INSTRUCTIONS FOR THE TASK
Give back the full listing verbatim, apart from its images.

— Start RECORDS PROVIDED —

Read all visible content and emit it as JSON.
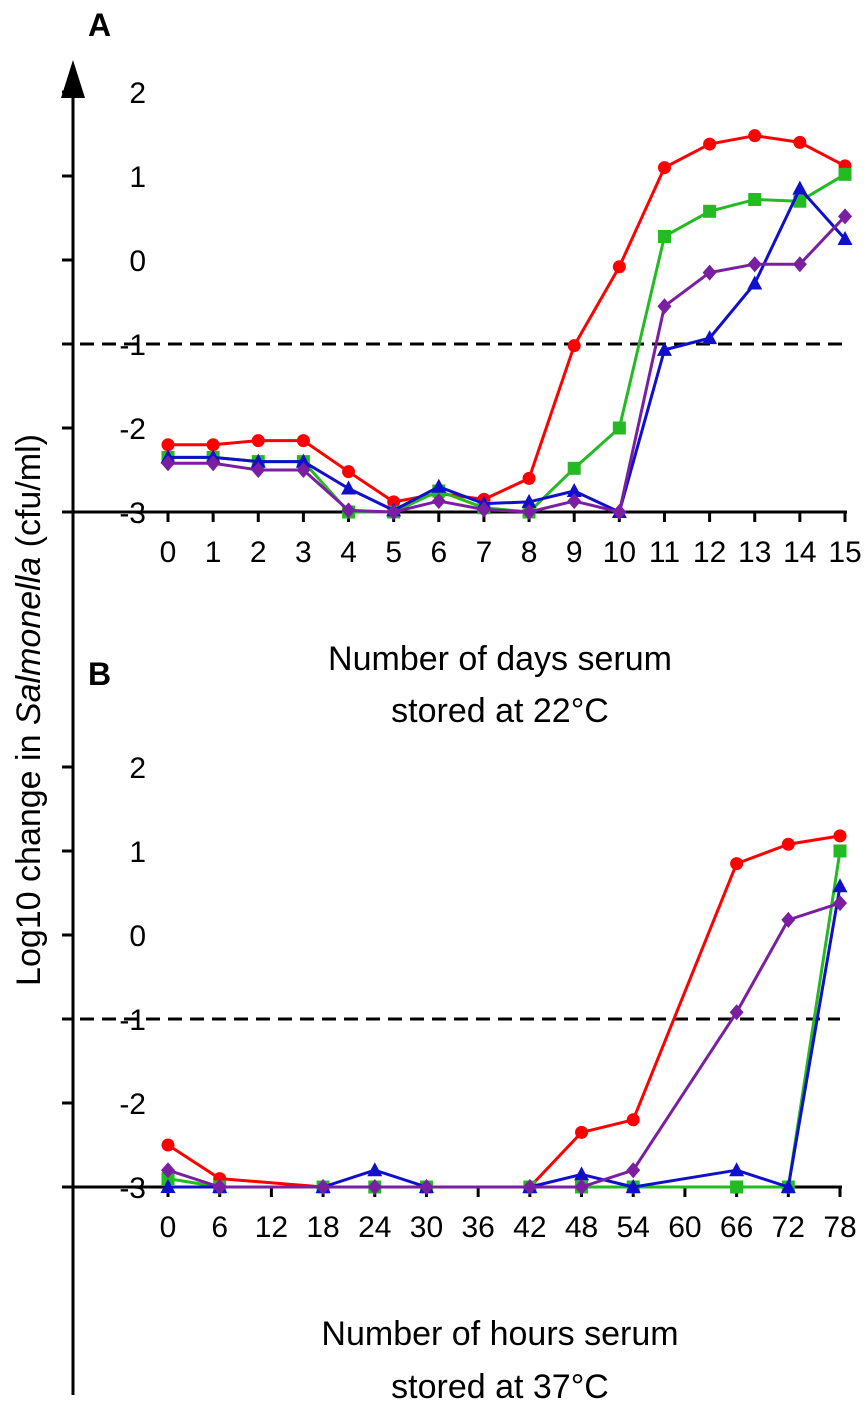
{
  "figure": {
    "ylabel_prefix": "Log10 change in ",
    "ylabel_italic": "Salmonella",
    "ylabel_suffix": " (cfu/ml)"
  },
  "chart_data": [
    {
      "panel_label": "A",
      "type": "line",
      "xlabel_line1": "Number of days serum",
      "xlabel_line2": "stored at 22°C",
      "x": [
        0,
        1,
        2,
        3,
        4,
        5,
        6,
        7,
        8,
        9,
        10,
        11,
        12,
        13,
        14,
        15
      ],
      "xticks": [
        "0",
        "1",
        "2",
        "3",
        "4",
        "5",
        "6",
        "7",
        "8",
        "9",
        "10",
        "11",
        "12",
        "13",
        "14",
        "15"
      ],
      "xlim": [
        0,
        15
      ],
      "ylim": [
        -3,
        2
      ],
      "yticks": [
        -3,
        -2,
        -1,
        0,
        1,
        2
      ],
      "reference_line": -1,
      "series": [
        {
          "color": "#ff0000",
          "marker": "circle",
          "values": [
            -2.2,
            -2.2,
            -2.15,
            -2.15,
            -2.52,
            -2.88,
            -2.78,
            -2.85,
            -2.6,
            -1.02,
            -0.08,
            1.1,
            1.38,
            1.48,
            1.4,
            1.12
          ]
        },
        {
          "color": "#22bb22",
          "marker": "square",
          "values": [
            -2.35,
            -2.35,
            -2.4,
            -2.4,
            -3.0,
            -3.0,
            -2.75,
            -2.95,
            -3.0,
            -2.48,
            -2.0,
            0.28,
            0.58,
            0.72,
            0.7,
            1.02
          ]
        },
        {
          "color": "#1010cc",
          "marker": "triangle",
          "values": [
            -2.35,
            -2.35,
            -2.4,
            -2.4,
            -2.72,
            -2.98,
            -2.7,
            -2.9,
            -2.88,
            -2.75,
            -3.0,
            -1.07,
            -0.93,
            -0.28,
            0.85,
            0.25
          ]
        },
        {
          "color": "#7b1fa2",
          "marker": "diamond",
          "values": [
            -2.42,
            -2.42,
            -2.5,
            -2.5,
            -2.98,
            -3.0,
            -2.87,
            -2.97,
            -3.0,
            -2.87,
            -3.0,
            -0.55,
            -0.15,
            -0.05,
            -0.05,
            0.52
          ]
        }
      ]
    },
    {
      "panel_label": "B",
      "type": "line",
      "xlabel_line1": "Number of hours serum",
      "xlabel_line2": "stored at 37°C",
      "x": [
        0,
        6,
        12,
        18,
        24,
        30,
        36,
        42,
        48,
        54,
        60,
        66,
        72,
        78
      ],
      "xticks": [
        "0",
        "6",
        "12",
        "18",
        "24",
        "30",
        "36",
        "42",
        "48",
        "54",
        "60",
        "66",
        "72",
        "78"
      ],
      "xlim": [
        0,
        78
      ],
      "ylim": [
        -3,
        2
      ],
      "yticks": [
        -3,
        -2,
        -1,
        0,
        1,
        2
      ],
      "reference_line": -1,
      "series": [
        {
          "color": "#ff0000",
          "marker": "circle",
          "x": [
            0,
            6,
            18,
            24,
            30,
            42,
            48,
            54,
            66,
            72,
            78
          ],
          "values": [
            -2.5,
            -2.9,
            -3.0,
            -3.0,
            -3.0,
            -3.0,
            -2.35,
            -2.2,
            0.85,
            1.08,
            1.18
          ]
        },
        {
          "color": "#22bb22",
          "marker": "square",
          "x": [
            0,
            6,
            18,
            24,
            30,
            42,
            48,
            54,
            66,
            72,
            78
          ],
          "values": [
            -2.9,
            -3.0,
            -3.0,
            -3.0,
            -3.0,
            -3.0,
            -3.0,
            -3.0,
            -3.0,
            -3.0,
            1.0
          ]
        },
        {
          "color": "#1010cc",
          "marker": "triangle",
          "x": [
            0,
            6,
            18,
            24,
            30,
            42,
            48,
            54,
            66,
            72,
            78
          ],
          "values": [
            -3.0,
            -3.0,
            -3.0,
            -2.8,
            -3.0,
            -3.0,
            -2.85,
            -3.0,
            -2.8,
            -3.0,
            0.58
          ]
        },
        {
          "color": "#7b1fa2",
          "marker": "diamond",
          "x": [
            0,
            6,
            18,
            24,
            30,
            42,
            48,
            54,
            66,
            72,
            78
          ],
          "values": [
            -2.8,
            -3.0,
            -3.0,
            -3.0,
            -3.0,
            -3.0,
            -3.0,
            -2.8,
            -0.92,
            0.18,
            0.38
          ]
        }
      ]
    }
  ]
}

— End RECORDS PROVIDED —

THE COMPLETED TASK
Read all visible content and emit it as JSON.
{
  "figure": {
    "ylabel_prefix": "Log10 change in ",
    "ylabel_italic": "Salmonella",
    "ylabel_suffix": " (cfu/ml)"
  },
  "chart_data": [
    {
      "panel_label": "A",
      "type": "line",
      "xlabel_line1": "Number of days serum",
      "xlabel_line2": "stored at 22°C",
      "x": [
        0,
        1,
        2,
        3,
        4,
        5,
        6,
        7,
        8,
        9,
        10,
        11,
        12,
        13,
        14,
        15
      ],
      "xticks": [
        "0",
        "1",
        "2",
        "3",
        "4",
        "5",
        "6",
        "7",
        "8",
        "9",
        "10",
        "11",
        "12",
        "13",
        "14",
        "15"
      ],
      "xlim": [
        0,
        15
      ],
      "ylim": [
        -3,
        2
      ],
      "yticks": [
        -3,
        -2,
        -1,
        0,
        1,
        2
      ],
      "reference_line": -1,
      "series": [
        {
          "color": "#ff0000",
          "marker": "circle",
          "values": [
            -2.2,
            -2.2,
            -2.15,
            -2.15,
            -2.52,
            -2.88,
            -2.78,
            -2.85,
            -2.6,
            -1.02,
            -0.08,
            1.1,
            1.38,
            1.48,
            1.4,
            1.12
          ]
        },
        {
          "color": "#22bb22",
          "marker": "square",
          "values": [
            -2.35,
            -2.35,
            -2.4,
            -2.4,
            -3.0,
            -3.0,
            -2.75,
            -2.95,
            -3.0,
            -2.48,
            -2.0,
            0.28,
            0.58,
            0.72,
            0.7,
            1.02
          ]
        },
        {
          "color": "#1010cc",
          "marker": "triangle",
          "values": [
            -2.35,
            -2.35,
            -2.4,
            -2.4,
            -2.72,
            -2.98,
            -2.7,
            -2.9,
            -2.88,
            -2.75,
            -3.0,
            -1.07,
            -0.93,
            -0.28,
            0.85,
            0.25
          ]
        },
        {
          "color": "#7b1fa2",
          "marker": "diamond",
          "values": [
            -2.42,
            -2.42,
            -2.5,
            -2.5,
            -2.98,
            -3.0,
            -2.87,
            -2.97,
            -3.0,
            -2.87,
            -3.0,
            -0.55,
            -0.15,
            -0.05,
            -0.05,
            0.52
          ]
        }
      ]
    },
    {
      "panel_label": "B",
      "type": "line",
      "xlabel_line1": "Number of hours serum",
      "xlabel_line2": "stored at 37°C",
      "x": [
        0,
        6,
        12,
        18,
        24,
        30,
        36,
        42,
        48,
        54,
        60,
        66,
        72,
        78
      ],
      "xticks": [
        "0",
        "6",
        "12",
        "18",
        "24",
        "30",
        "36",
        "42",
        "48",
        "54",
        "60",
        "66",
        "72",
        "78"
      ],
      "xlim": [
        0,
        78
      ],
      "ylim": [
        -3,
        2
      ],
      "yticks": [
        -3,
        -2,
        -1,
        0,
        1,
        2
      ],
      "reference_line": -1,
      "series": [
        {
          "color": "#ff0000",
          "marker": "circle",
          "x": [
            0,
            6,
            18,
            24,
            30,
            42,
            48,
            54,
            66,
            72,
            78
          ],
          "values": [
            -2.5,
            -2.9,
            -3.0,
            -3.0,
            -3.0,
            -3.0,
            -2.35,
            -2.2,
            0.85,
            1.08,
            1.18
          ]
        },
        {
          "color": "#22bb22",
          "marker": "square",
          "x": [
            0,
            6,
            18,
            24,
            30,
            42,
            48,
            54,
            66,
            72,
            78
          ],
          "values": [
            -2.9,
            -3.0,
            -3.0,
            -3.0,
            -3.0,
            -3.0,
            -3.0,
            -3.0,
            -3.0,
            -3.0,
            1.0
          ]
        },
        {
          "color": "#1010cc",
          "marker": "triangle",
          "x": [
            0,
            6,
            18,
            24,
            30,
            42,
            48,
            54,
            66,
            72,
            78
          ],
          "values": [
            -3.0,
            -3.0,
            -3.0,
            -2.8,
            -3.0,
            -3.0,
            -2.85,
            -3.0,
            -2.8,
            -3.0,
            0.58
          ]
        },
        {
          "color": "#7b1fa2",
          "marker": "diamond",
          "x": [
            0,
            6,
            18,
            24,
            30,
            42,
            48,
            54,
            66,
            72,
            78
          ],
          "values": [
            -2.8,
            -3.0,
            -3.0,
            -3.0,
            -3.0,
            -3.0,
            -3.0,
            -2.8,
            -0.92,
            0.18,
            0.38
          ]
        }
      ]
    }
  ]
}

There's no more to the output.